▸ **Direction**: Pictures do not belong in the copy, so please give every entry below again exactly.

┏━━

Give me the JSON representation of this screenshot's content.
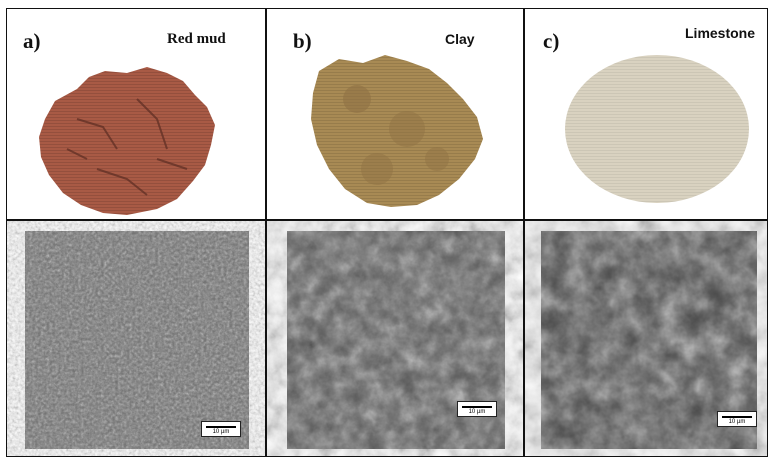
{
  "panels": [
    {
      "letter": "a)",
      "name": "Red mud",
      "sample_color": "#a85a45",
      "scale_label": "10 µm"
    },
    {
      "letter": "b)",
      "name": "Clay",
      "sample_color": "#a88a54",
      "scale_label": "10 µm"
    },
    {
      "letter": "c)",
      "name": "Limestone",
      "sample_color": "#d9d2c0",
      "scale_label": "10 µm"
    }
  ]
}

┗━━

▸ **Correct result**:
Give me the JSON representation of this screenshot's content.
{
  "panels": [
    {
      "letter": "a)",
      "name": "Red mud",
      "sample_color": "#a85a45",
      "scale_label": "10 µm"
    },
    {
      "letter": "b)",
      "name": "Clay",
      "sample_color": "#a88a54",
      "scale_label": "10 µm"
    },
    {
      "letter": "c)",
      "name": "Limestone",
      "sample_color": "#d9d2c0",
      "scale_label": "10 µm"
    }
  ]
}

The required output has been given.